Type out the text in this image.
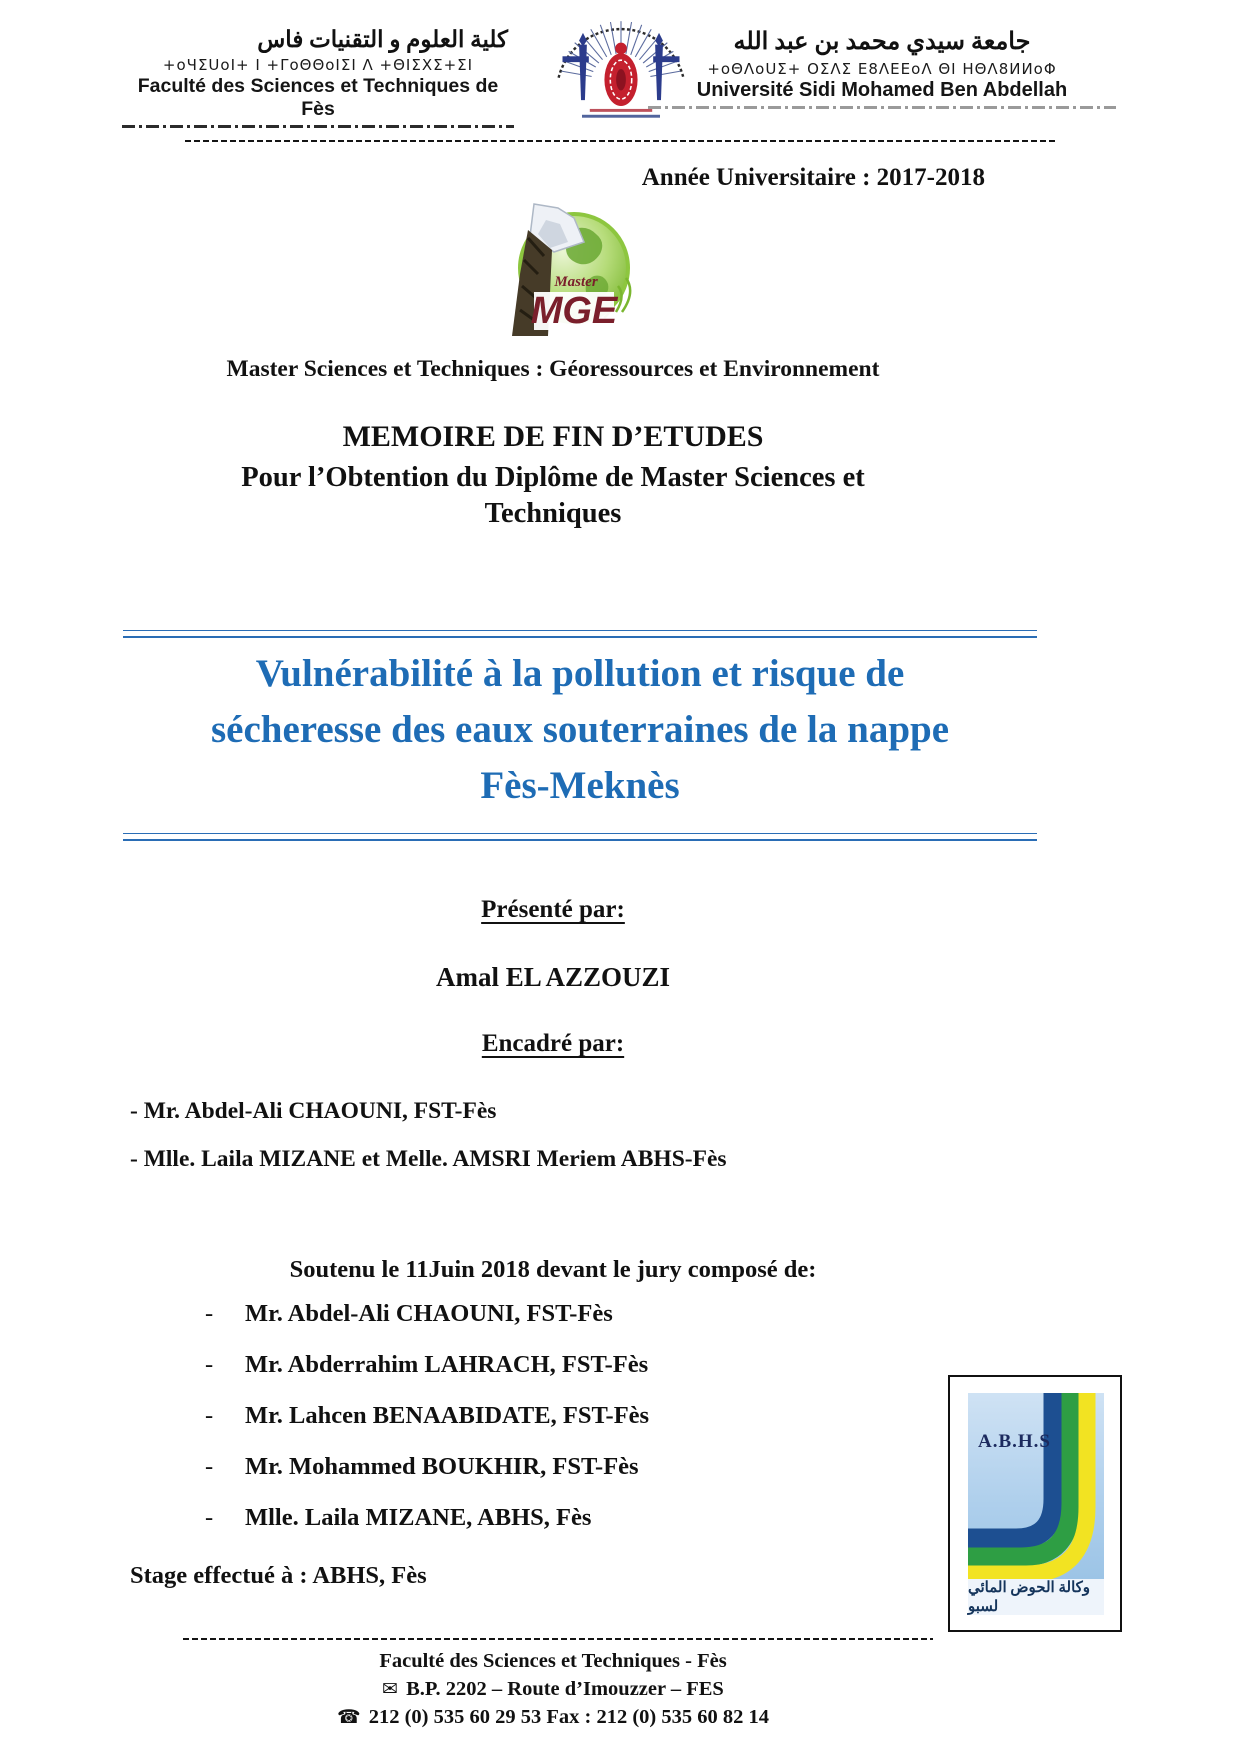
كلية العلوم و التقنيات فاس
+oЧΣUoI+ I +ΓoΘΘoIΣI Λ +ΘIΣXΣ+ΣI
Faculté des Sciences et Techniques de Fès
جامعة سيدي محمد بن عبد الله
+oΘΛoUΣ+ OΣΛΣ Ε8ΛΕΕoΛ ΘΙ ΗΘΛ8ИИoΦ
Université Sidi Mohamed Ben Abdellah
Année Universitaire : 2017-2018
Master
MGE
Master Sciences et Techniques : Géoressources et Environnement
MEMOIRE DE FIN D’ETUDES
Pour l’Obtention du Diplôme de Master Sciences et
Techniques
Vulnérabilité à la pollution et risque de
sécheresse des eaux souterraines de la nappe
Fès-Meknès
Présenté par:
Amal EL AZZOUZI
Encadré par:
- Mr. Abdel-Ali CHAOUNI, FST-Fès
- Mlle. Laila MIZANE et Melle. AMSRI Meriem ABHS-Fès
Soutenu le 11Juin 2018 devant le jury composé de:
-	Mr. Abdel-Ali CHAOUNI, FST-Fès
-	Mr. Abderrahim LAHRACH, FST-Fès
-	Mr. Lahcen BENAABIDATE, FST-Fès
-	Mr. Mohammed BOUKHIR, FST-Fès
-	Mlle. Laila MIZANE, ABHS, Fès
Stage effectué à : ABHS, Fès
A.B.H.S
وكالة الحوض المائي لسبو
Faculté des Sciences et Techniques - Fès
✉ B.P. 2202 – Route d’Imouzzer – FES
☎ 212 (0) 535 60 29 53 Fax : 212 (0) 535 60 82 14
- - - - -
TASK OBJECTIVE: Write the listing above out again exactly, dropping each image.

EXERCISE RESULT:
Type out the text in this image.
كلية العلوم و التقنيات فاس
+oЧΣUoI+ I +ΓoΘΘoIΣI Λ +ΘIΣXΣ+ΣI
Faculté des Sciences et Techniques de Fès
جامعة سيدي محمد بن عبد الله
+oΘΛoUΣ+ OΣΛΣ Ε8ΛΕΕoΛ ΘΙ ΗΘΛ8ИИoΦ
Université Sidi Mohamed Ben Abdellah
Année Universitaire : 2017-2018
Master
MGE
Master Sciences et Techniques : Géoressources et Environnement
MEMOIRE DE FIN D’ETUDES
Pour l’Obtention du Diplôme de Master Sciences et
Techniques
Vulnérabilité à la pollution et risque de
sécheresse des eaux souterraines de la nappe
Fès-Meknès
Présenté par:
Amal EL AZZOUZI
Encadré par:
- Mr. Abdel-Ali CHAOUNI, FST-Fès
- Mlle. Laila MIZANE et Melle. AMSRI Meriem ABHS-Fès
Soutenu le 11Juin 2018 devant le jury composé de:
-	Mr. Abdel-Ali CHAOUNI, FST-Fès
-	Mr. Abderrahim LAHRACH, FST-Fès
-	Mr. Lahcen BENAABIDATE, FST-Fès
-	Mr. Mohammed BOUKHIR, FST-Fès
-	Mlle. Laila MIZANE, ABHS, Fès
Stage effectué à : ABHS, Fès
A.B.H.S
وكالة الحوض المائي لسبو
Faculté des Sciences et Techniques - Fès
✉ B.P. 2202 – Route d’Imouzzer – FES
☎ 212 (0) 535 60 29 53 Fax : 212 (0) 535 60 82 14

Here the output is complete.